→ RECORDS FOR THE TASK:
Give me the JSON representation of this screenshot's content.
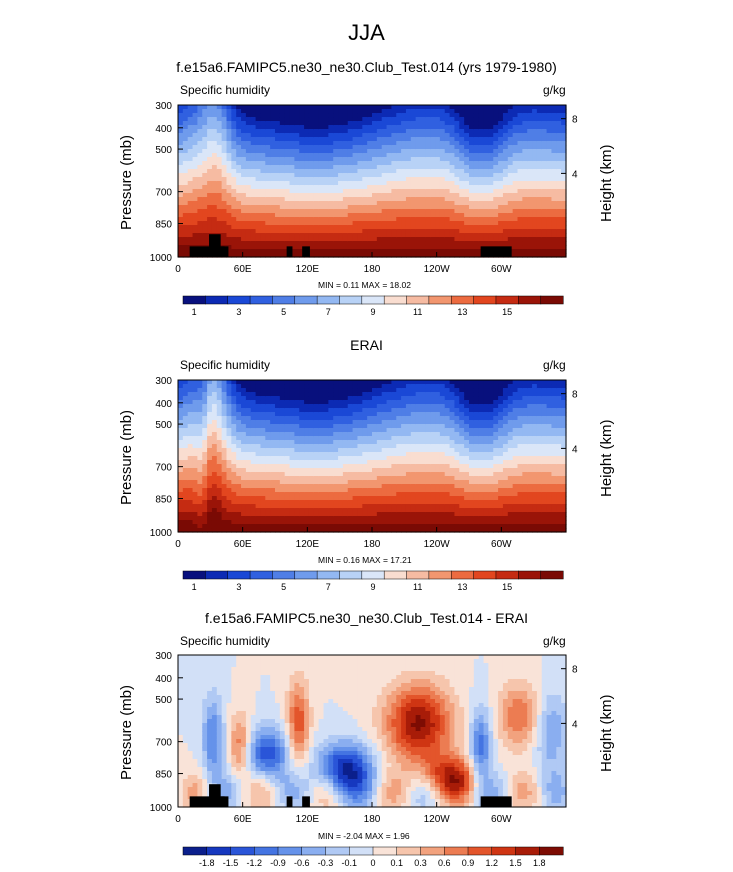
{
  "figure_title": "JJA",
  "panels": [
    {
      "title": "f.e15a6.FAMIPC5.ne30_ne30.Club_Test.014 (yrs 1979-1980)",
      "variable": "Specific humidity",
      "units": "g/kg",
      "minmax": "MIN =  0.11  MAX = 18.02",
      "ylabel": "Pressure (mb)",
      "ylabel_right": "Height (km)"
    },
    {
      "title": "ERAI",
      "variable": "Specific humidity",
      "units": "g/kg",
      "minmax": "MIN =  0.16  MAX = 17.21",
      "ylabel": "Pressure (mb)",
      "ylabel_right": "Height (km)"
    },
    {
      "title": "f.e15a6.FAMIPC5.ne30_ne30.Club_Test.014 - ERAI",
      "variable": "Specific humidity",
      "units": "g/kg",
      "minmax": "MIN = -2.04  MAX =  1.96",
      "ylabel": "Pressure (mb)",
      "ylabel_right": "Height (km)"
    }
  ],
  "chart_data": [
    {
      "type": "heatmap",
      "title": "f.e15a6.FAMIPC5.ne30_ne30.Club_Test.014 (yrs 1979-1980)",
      "xlabel": "",
      "ylabel": "Pressure (mb)",
      "x_ticks": [
        "0",
        "60E",
        "120E",
        "180",
        "120W",
        "60W"
      ],
      "y_ticks": [
        "300",
        "400",
        "500",
        "700",
        "850",
        "1000"
      ],
      "y_right_ticks": [
        "8",
        "4"
      ],
      "colorbar_ticks": [
        "1",
        "3",
        "5",
        "7",
        "9",
        "11",
        "13",
        "15"
      ],
      "min": 0.11,
      "max": 18.02
    },
    {
      "type": "heatmap",
      "title": "ERAI",
      "xlabel": "",
      "ylabel": "Pressure (mb)",
      "x_ticks": [
        "0",
        "60E",
        "120E",
        "180",
        "120W",
        "60W"
      ],
      "y_ticks": [
        "300",
        "400",
        "500",
        "700",
        "850",
        "1000"
      ],
      "y_right_ticks": [
        "8",
        "4"
      ],
      "colorbar_ticks": [
        "1",
        "3",
        "5",
        "7",
        "9",
        "11",
        "13",
        "15"
      ],
      "min": 0.16,
      "max": 17.21
    },
    {
      "type": "heatmap",
      "title": "f.e15a6.FAMIPC5.ne30_ne30.Club_Test.014 - ERAI",
      "xlabel": "",
      "ylabel": "Pressure (mb)",
      "x_ticks": [
        "0",
        "60E",
        "120E",
        "180",
        "120W",
        "60W"
      ],
      "y_ticks": [
        "300",
        "400",
        "500",
        "700",
        "850",
        "1000"
      ],
      "y_right_ticks": [
        "8",
        "4"
      ],
      "colorbar_ticks": [
        "-1.8",
        "-1.5",
        "-1.2",
        "-0.9",
        "-0.6",
        "-0.3",
        "-0.1",
        "0",
        "0.1",
        "0.3",
        "0.6",
        "0.9",
        "1.2",
        "1.5",
        "1.8"
      ],
      "min": -2.04,
      "max": 1.96
    }
  ],
  "colors": {
    "abs_levels": [
      "#08107d",
      "#0c2ab4",
      "#1a48d6",
      "#3060e0",
      "#4f7ee6",
      "#6f9bec",
      "#93b8f2",
      "#b8d2f6",
      "#dae6f8",
      "#f9ddd0",
      "#f6bba2",
      "#f2966f",
      "#ec6b40",
      "#e2461f",
      "#c52b12",
      "#9a1408",
      "#7a0a04"
    ],
    "diff_levels": [
      "#0b1f8c",
      "#1638bf",
      "#2a55d8",
      "#4474e2",
      "#6592ea",
      "#8aaef0",
      "#b0c9f4",
      "#d2e0f7",
      "#f9e3d8",
      "#f6c5ac",
      "#f2a27e",
      "#ec7c52",
      "#e3552b",
      "#cf3513",
      "#a81c08",
      "#7d0c03"
    ]
  }
}
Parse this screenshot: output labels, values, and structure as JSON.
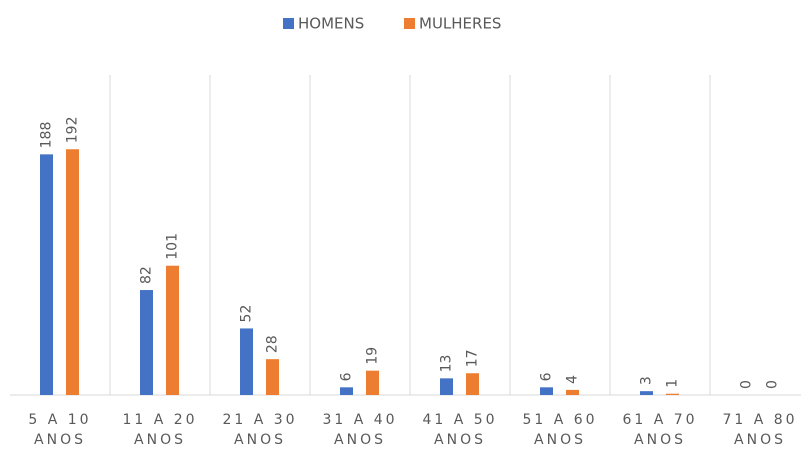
{
  "chart_data": {
    "type": "bar",
    "categories": [
      "5 A 10 ANOS",
      "11 A 20 ANOS",
      "21 A 30 ANOS",
      "31 A 40 ANOS",
      "41 A 50 ANOS",
      "51 A 60 ANOS",
      "61 A 70 ANOS",
      "71 A 80 ANOS"
    ],
    "series": [
      {
        "name": "HOMENS",
        "color": "#4472c4",
        "values": [
          188,
          82,
          52,
          6,
          13,
          6,
          3,
          0
        ]
      },
      {
        "name": "MULHERES",
        "color": "#ed7d31",
        "values": [
          192,
          101,
          28,
          19,
          17,
          4,
          1,
          0
        ]
      }
    ],
    "ylim": [
      0,
      250
    ],
    "legend": "top"
  }
}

→ WHAT THE EXERCISE ASKS: Reproduce, word for word, every line from the one that contains "Parse this screenshot: output" to the end of the data, including both ends; omit all pictures.

→ RESULT FOR THIS EXERCISE:
Parse this screenshot: output labels, values, and structure as JSON.
{
  "chart_data": {
    "type": "bar",
    "categories": [
      "5 A 10 ANOS",
      "11 A 20 ANOS",
      "21 A 30 ANOS",
      "31 A 40 ANOS",
      "41 A 50 ANOS",
      "51 A 60 ANOS",
      "61 A 70 ANOS",
      "71 A 80 ANOS"
    ],
    "series": [
      {
        "name": "HOMENS",
        "color": "#4472c4",
        "values": [
          188,
          82,
          52,
          6,
          13,
          6,
          3,
          0
        ]
      },
      {
        "name": "MULHERES",
        "color": "#ed7d31",
        "values": [
          192,
          101,
          28,
          19,
          17,
          4,
          1,
          0
        ]
      }
    ],
    "ylim": [
      0,
      250
    ],
    "legend": "top"
  }
}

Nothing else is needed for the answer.